## Goal
Below is a block of records; reproduce all of them exactly and leave out any pictures.

========================================================================

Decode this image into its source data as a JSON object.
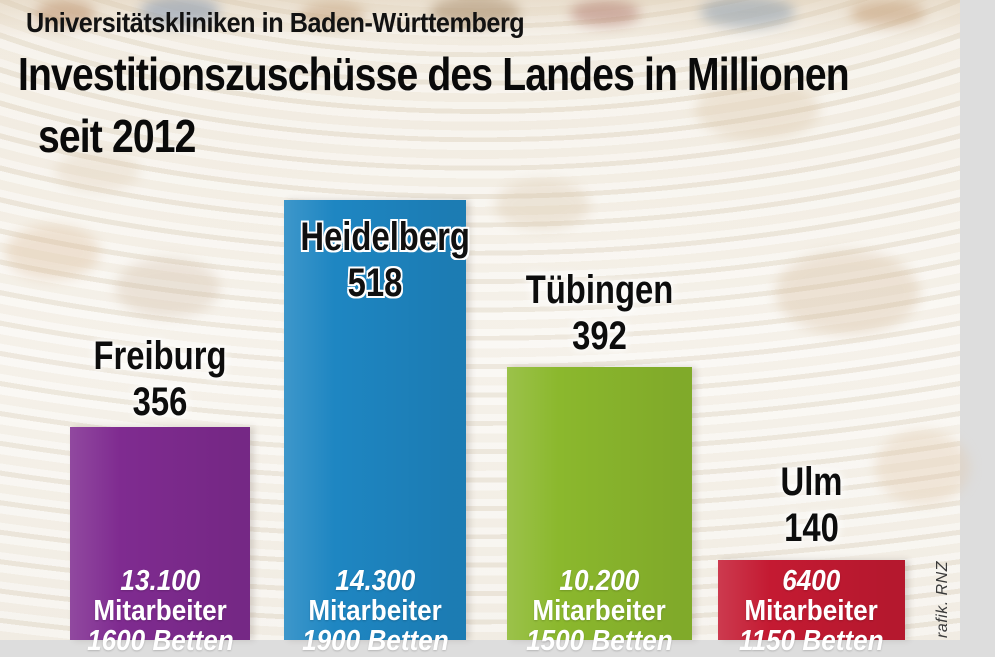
{
  "header": {
    "subtitle": "Universitätskliniken in Baden-Württemberg",
    "title_line1": "Investitionszuschüsse des Landes in Millionen",
    "title_line2": "seit 2012"
  },
  "credit": "rafik. RNZ",
  "chart_data": {
    "type": "bar",
    "title": "Investitionszuschüsse des Landes in Millionen seit 2012",
    "subtitle": "Universitätskliniken in Baden-Württemberg",
    "categories": [
      "Freiburg",
      "Heidelberg",
      "Tübingen",
      "Ulm"
    ],
    "values": [
      356,
      518,
      392,
      140
    ],
    "legend": "none",
    "axes": "none (value labels above/inside bars, bars cropped at bottom edge)",
    "bars": [
      {
        "city": "Freiburg",
        "value": "356",
        "mitarbeiter": "13.100",
        "mitarbeiter_label": "Mitarbeiter",
        "betten": "1600 Betten",
        "color": "#7f2b90"
      },
      {
        "city": "Heidelberg",
        "value": "518",
        "mitarbeiter": "14.300",
        "mitarbeiter_label": "Mitarbeiter",
        "betten": "1900 Betten",
        "color": "#1e86c2"
      },
      {
        "city": "Tübingen",
        "value": "392",
        "mitarbeiter": "10.200",
        "mitarbeiter_label": "Mitarbeiter",
        "betten": "1500 Betten",
        "color": "#8bb82d"
      },
      {
        "city": "Ulm",
        "value": "140",
        "mitarbeiter": "6400",
        "mitarbeiter_label": "Mitarbeiter",
        "betten": "1150 Betten",
        "color": "#c41a32"
      }
    ]
  }
}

========================================================================

## Output
Decode this image into its source data as a JSON object.
{
  "header": {
    "subtitle": "Universitätskliniken in Baden-Württemberg",
    "title_line1": "Investitionszuschüsse des Landes in Millionen",
    "title_line2": "seit 2012"
  },
  "credit": "rafik. RNZ",
  "chart_data": {
    "type": "bar",
    "title": "Investitionszuschüsse des Landes in Millionen seit 2012",
    "subtitle": "Universitätskliniken in Baden-Württemberg",
    "categories": [
      "Freiburg",
      "Heidelberg",
      "Tübingen",
      "Ulm"
    ],
    "values": [
      356,
      518,
      392,
      140
    ],
    "legend": "none",
    "axes": "none (value labels above/inside bars, bars cropped at bottom edge)",
    "bars": [
      {
        "city": "Freiburg",
        "value": "356",
        "mitarbeiter": "13.100",
        "mitarbeiter_label": "Mitarbeiter",
        "betten": "1600 Betten",
        "color": "#7f2b90"
      },
      {
        "city": "Heidelberg",
        "value": "518",
        "mitarbeiter": "14.300",
        "mitarbeiter_label": "Mitarbeiter",
        "betten": "1900 Betten",
        "color": "#1e86c2"
      },
      {
        "city": "Tübingen",
        "value": "392",
        "mitarbeiter": "10.200",
        "mitarbeiter_label": "Mitarbeiter",
        "betten": "1500 Betten",
        "color": "#8bb82d"
      },
      {
        "city": "Ulm",
        "value": "140",
        "mitarbeiter": "6400",
        "mitarbeiter_label": "Mitarbeiter",
        "betten": "1150 Betten",
        "color": "#c41a32"
      }
    ]
  }
}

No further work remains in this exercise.